## start Information given
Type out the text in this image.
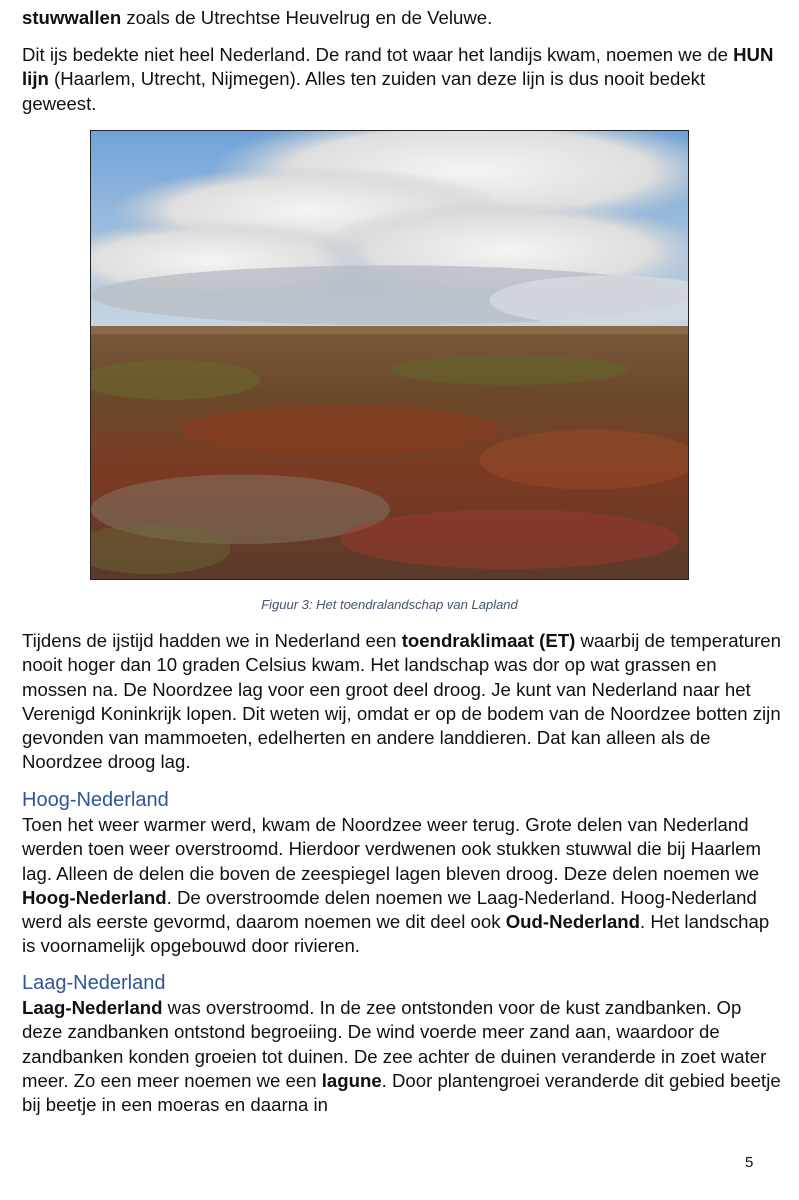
stuwwallen zoals de Utrechtse Heuvelrug en de Veluwe.

Dit ijs bedekte niet heel Nederland. De rand tot waar het landijs kwam, noemen we de HUN lijn (Haarlem, Utrecht, Nijmegen). Alles ten zuiden van deze lijn is dus nooit bedekt geweest.

Figuur 3: Het toendralandschap van Lapland

Tijdens de ijstijd hadden we in Nederland een toendraklimaat (ET) waarbij de temperaturen nooit hoger dan 10 graden Celsius kwam. Het landschap was dor op wat grassen en mossen na. De Noordzee lag voor een groot deel droog. Je kunt van Nederland naar het Verenigd Koninkrijk lopen. Dit weten wij, omdat er op de bodem van de Noordzee botten zijn gevonden van mammoeten, edelherten en andere landdieren. Dat kan alleen als de Noordzee droog lag.

Hoog-Nederland

Toen het weer warmer werd, kwam de Noordzee weer terug. Grote delen van Nederland werden toen weer overstroomd. Hierdoor verdwenen ook stukken stuwwal die bij Haarlem lag. Alleen de delen die boven de zeespiegel lagen bleven droog. Deze delen noemen we Hoog-Nederland. De overstroomde delen noemen we Laag-Nederland. Hoog-Nederland werd als eerste gevormd, daarom noemen we dit deel ook Oud-Nederland. Het landschap is voornamelijk opgebouwd door rivieren.

Laag-Nederland

Laag-Nederland was overstroomd. In de zee ontstonden voor de kust zandbanken. Op deze zandbanken ontstond begroeiing. De wind voerde meer zand aan, waardoor de zandbanken konden groeien tot duinen. De zee achter de duinen veranderde in zoet water meer. Zo een meer noemen we een lagune. Door plantengroei veranderde dit gebied beetje bij beetje in een moeras en daarna in

5
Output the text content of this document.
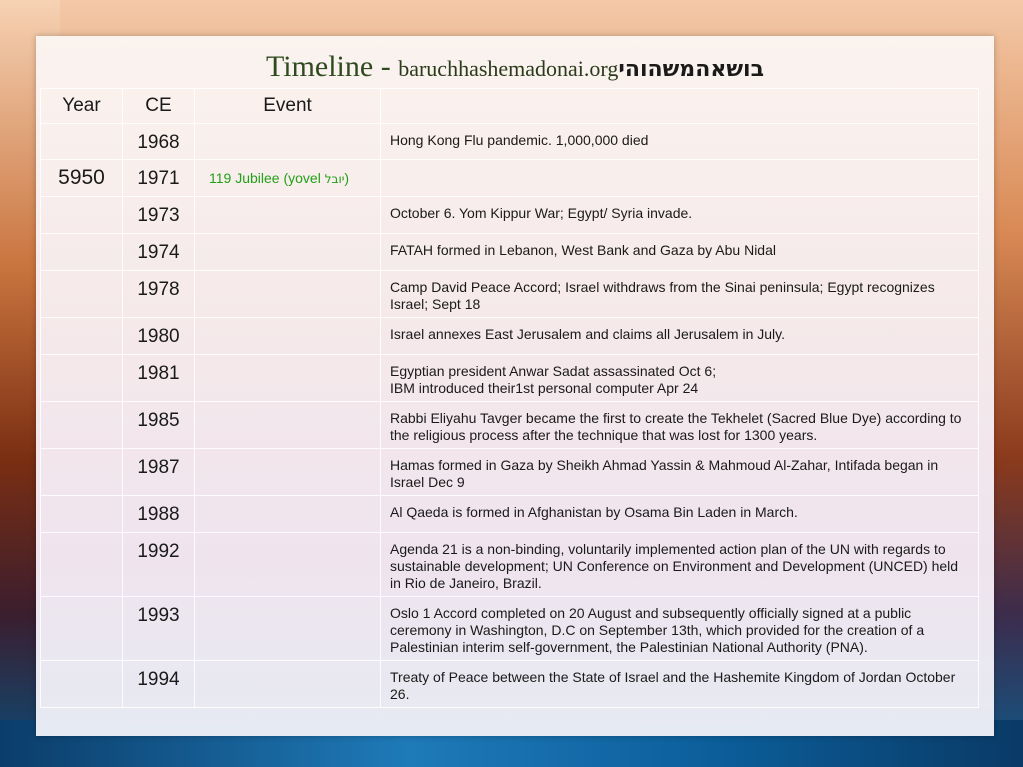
Timeline - baruchhashemadonai.orgבושאהמשהוהי
Year	CE	Event	
	1968		Hong Kong Flu pandemic. 1,000,000 died
5950	1971	119 Jubilee (yovel יובל)	
	1973		October 6. Yom Kippur War; Egypt/ Syria invade.
	1974		FATAH formed in Lebanon, West Bank and Gaza by Abu Nidal
	1978		Camp David Peace Accord; Israel withdraws from the Sinai peninsula; Egypt recognizes Israel; Sept 18
	1980		Israel annexes East Jerusalem and claims all Jerusalem in July.
	1981		Egyptian president Anwar Sadat assassinated Oct 6;
IBM introduced their1st personal computer Apr 24

	1985		Rabbi Eliyahu Tavger became the first to create the Tekhelet (Sacred Blue Dye) according to the religious process after the technique that was lost for 1300 years.
	1987		Hamas formed in Gaza by Sheikh Ahmad Yassin & Mahmoud Al-Zahar, Intifada began in Israel Dec 9
	1988		Al Qaeda is formed in Afghanistan by Osama Bin Laden in March.
	1992		Agenda 21 is a non-binding, voluntarily implemented action plan of the UN with regards to sustainable development; UN Conference on Environment and Development (UNCED) held in Rio de Janeiro, Brazil.
	1993		Oslo 1 Accord completed on 20 August and subsequently officially signed at a public ceremony in Washington, D.C on September 13th, which provided for the creation of a Palestinian interim self-government, the Palestinian National Authority (PNA).
	1994		Treaty of Peace between the State of Israel and the Hashemite Kingdom of Jordan October 26.
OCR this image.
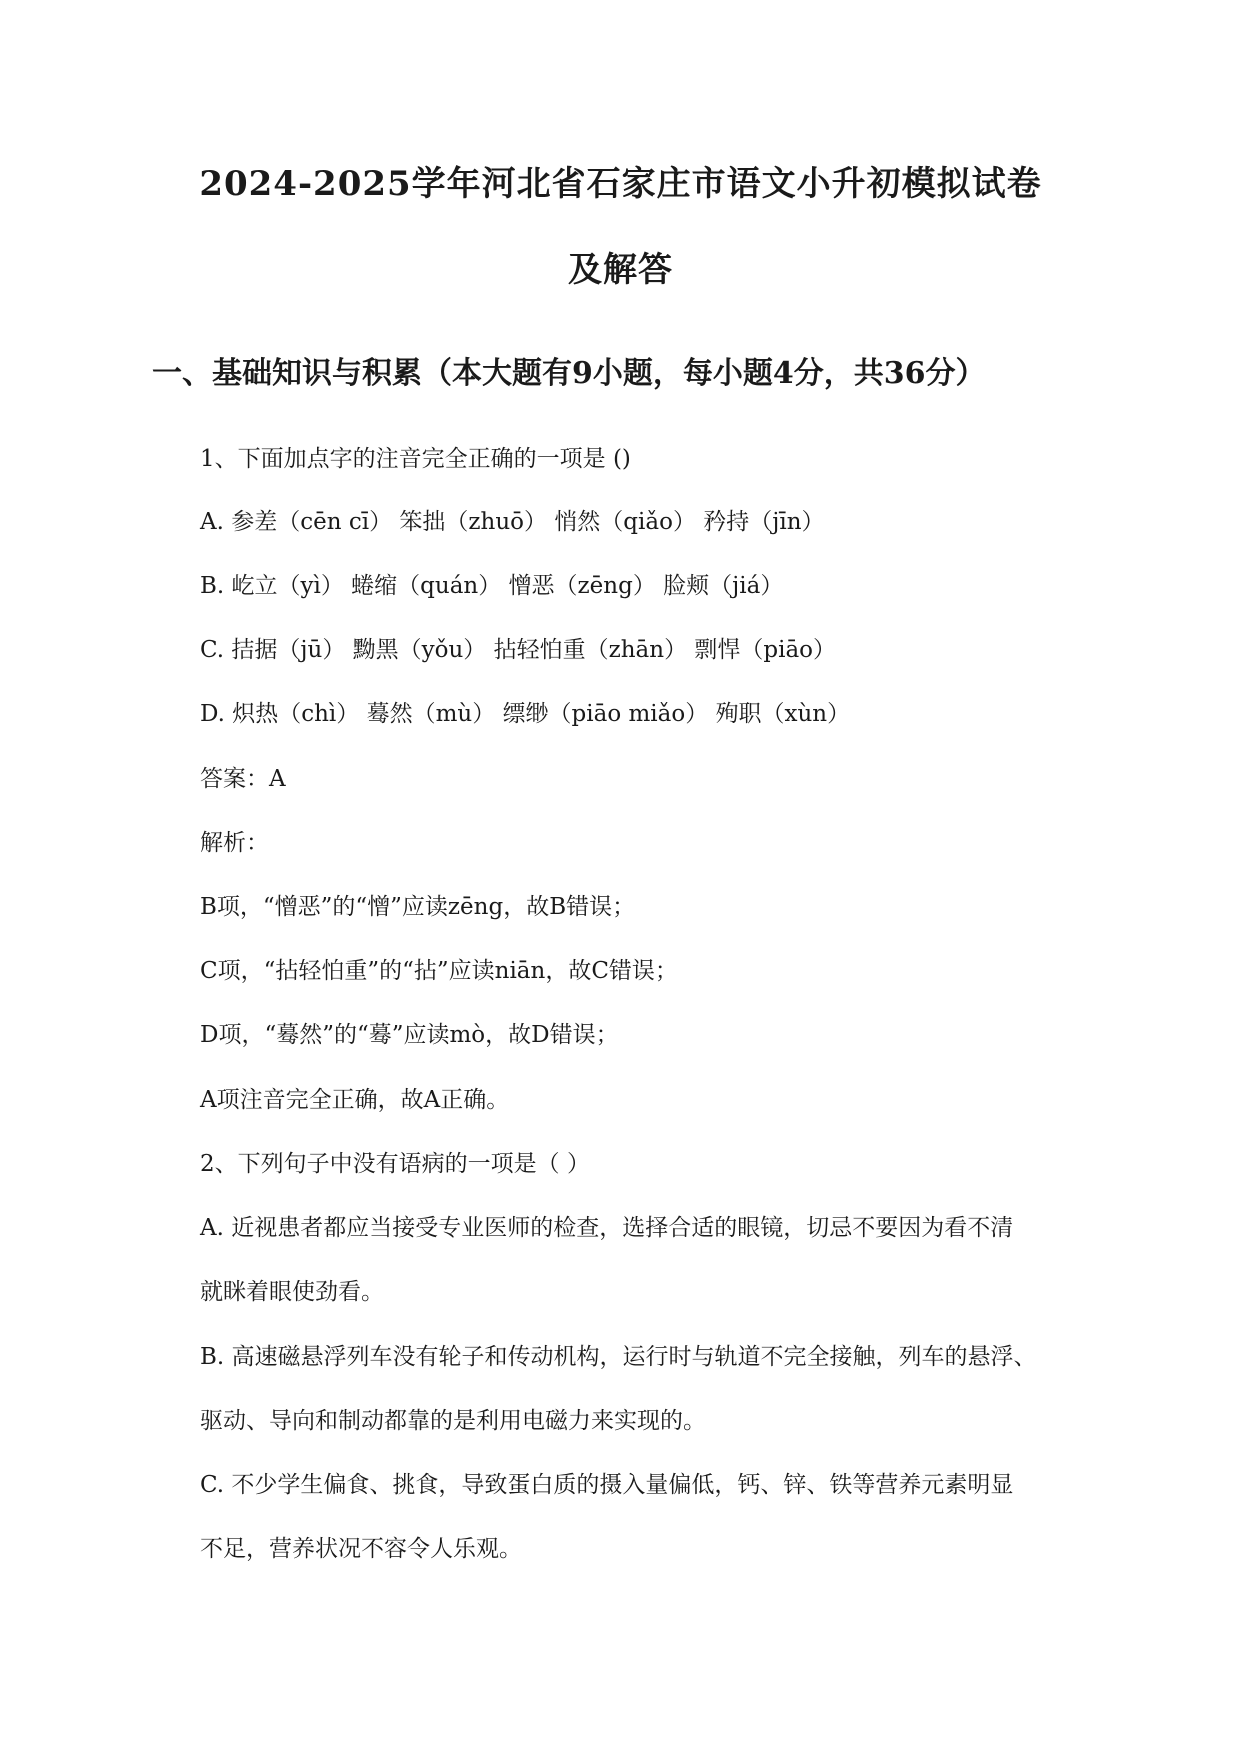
2024-2025学年河北省石家庄市语文小升初模拟试卷
及解答
一、基础知识与积累（本大题有9小题，每小题4分，共36分）
1、下面加点字的注音完全正确的一项是 ()
A. 参差（cēn cī） 笨拙（zhuō） 悄然（qiǎo） 矜持（jīn）
B. 屹立（yì） 蜷缩（quán） 憎恶（zēng） 脸颊（jiá）
C. 拮据（jū） 黝黑（yǒu） 拈轻怕重（zhān） 剽悍（piāo）
D. 炽热（chì） 蓦然（mù） 缥缈（piāo miǎo） 殉职（xùn）
答案：A
解析：
B项，“憎恶”的“憎”应读zēng，故B错误；
C项，“拈轻怕重”的“拈”应读niān，故C错误；
D项，“蓦然”的“蓦”应读mò，故D错误；
A项注音完全正确，故A正确。
2、下列句子中没有语病的一项是（ ）
A. 近视患者都应当接受专业医师的检查，选择合适的眼镜，切忌不要因为看不清
就眯着眼使劲看。
B. 高速磁悬浮列车没有轮子和传动机构，运行时与轨道不完全接触，列车的悬浮、
驱动、导向和制动都靠的是利用电磁力来实现的。
C. 不少学生偏食、挑食，导致蛋白质的摄入量偏低，钙、锌、铁等营养元素明显
不足，营养状况不容令人乐观。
## end Information given
▶ [What you should do]
Write out the records above exactly as they stand, leaving out every picture.

▶ [Response to this task]
Type out the text in this image.
stuwwallen zoals de Utrechtse Heuvelrug en de Veluwe.

Dit ijs bedekte niet heel Nederland. De rand tot waar het landijs kwam, noemen we de HUN lijn (Haarlem, Utrecht, Nijmegen). Alles ten zuiden van deze lijn is dus nooit bedekt geweest.

Figuur 3: Het toendralandschap van Lapland

Tijdens de ijstijd hadden we in Nederland een toendraklimaat (ET) waarbij de temperaturen nooit hoger dan 10 graden Celsius kwam. Het landschap was dor op wat grassen en mossen na. De Noordzee lag voor een groot deel droog. Je kunt van Nederland naar het Verenigd Koninkrijk lopen. Dit weten wij, omdat er op de bodem van de Noordzee botten zijn gevonden van mammoeten, edelherten en andere landdieren. Dat kan alleen als de Noordzee droog lag.

Hoog-Nederland

Toen het weer warmer werd, kwam de Noordzee weer terug. Grote delen van Nederland werden toen weer overstroomd. Hierdoor verdwenen ook stukken stuwwal die bij Haarlem lag. Alleen de delen die boven de zeespiegel lagen bleven droog. Deze delen noemen we Hoog-Nederland. De overstroomde delen noemen we Laag-Nederland. Hoog-Nederland werd als eerste gevormd, daarom noemen we dit deel ook Oud-Nederland. Het landschap is voornamelijk opgebouwd door rivieren.

Laag-Nederland

Laag-Nederland was overstroomd. In de zee ontstonden voor de kust zandbanken. Op deze zandbanken ontstond begroeiing. De wind voerde meer zand aan, waardoor de zandbanken konden groeien tot duinen. De zee achter de duinen veranderde in zoet water meer. Zo een meer noemen we een lagune. Door plantengroei veranderde dit gebied beetje bij beetje in een moeras en daarna in

5
Output the text content of this document.
Timeline - baruchhashemadonai.orgבושאהמשהוהי
Year	CE	Event	
	1968		Hong Kong Flu pandemic. 1,000,000 died
5950	1971	119 Jubilee (yovel יובל)	
	1973		October 6. Yom Kippur War; Egypt/ Syria invade.
	1974		FATAH formed in Lebanon, West Bank and Gaza by Abu Nidal
	1978		Camp David Peace Accord; Israel withdraws from the Sinai peninsula; Egypt recognizes Israel; Sept 18
	1980		Israel annexes East Jerusalem and claims all Jerusalem in July.
	1981		Egyptian president Anwar Sadat assassinated Oct 6;
IBM introduced their1st personal computer Apr 24

	1985		Rabbi Eliyahu Tavger became the first to create the Tekhelet (Sacred Blue Dye) according to the religious process after the technique that was lost for 1300 years.
	1987		Hamas formed in Gaza by Sheikh Ahmad Yassin & Mahmoud Al-Zahar, Intifada began in Israel Dec 9
	1988		Al Qaeda is formed in Afghanistan by Osama Bin Laden in March.
	1992		Agenda 21 is a non-binding, voluntarily implemented action plan of the UN with regards to sustainable development; UN Conference on Environment and Development (UNCED) held in Rio de Janeiro, Brazil.
	1993		Oslo 1 Accord completed on 20 August and subsequently officially signed at a public ceremony in Washington, D.C on September 13th, which provided for the creation of a Palestinian interim self-government, the Palestinian National Authority (PNA).
	1994		Treaty of Peace between the State of Israel and the Hashemite Kingdom of Jordan October 26.
OCR this image.
2024-2025学年河北省石家庄市语文小升初模拟试卷
及解答
一、基础知识与积累（本大题有9小题，每小题4分，共36分）
1、下面加点字的注音完全正确的一项是 ()
A. 参差（cēn cī） 笨拙（zhuō） 悄然（qiǎo） 矜持（jīn）
B. 屹立（yì） 蜷缩（quán） 憎恶（zēng） 脸颊（jiá）
C. 拮据（jū） 黝黑（yǒu） 拈轻怕重（zhān） 剽悍（piāo）
D. 炽热（chì） 蓦然（mù） 缥缈（piāo miǎo） 殉职（xùn）
答案：A
解析：
B项，“憎恶”的“憎”应读zēng，故B错误；
C项，“拈轻怕重”的“拈”应读niān，故C错误；
D项，“蓦然”的“蓦”应读mò，故D错误；
A项注音完全正确，故A正确。
2、下列句子中没有语病的一项是（ ）
A. 近视患者都应当接受专业医师的检查，选择合适的眼镜，切忌不要因为看不清
就眯着眼使劲看。
B. 高速磁悬浮列车没有轮子和传动机构，运行时与轨道不完全接触，列车的悬浮、
驱动、导向和制动都靠的是利用电磁力来实现的。
C. 不少学生偏食、挑食，导致蛋白质的摄入量偏低，钙、锌、铁等营养元素明显
不足，营养状况不容令人乐观。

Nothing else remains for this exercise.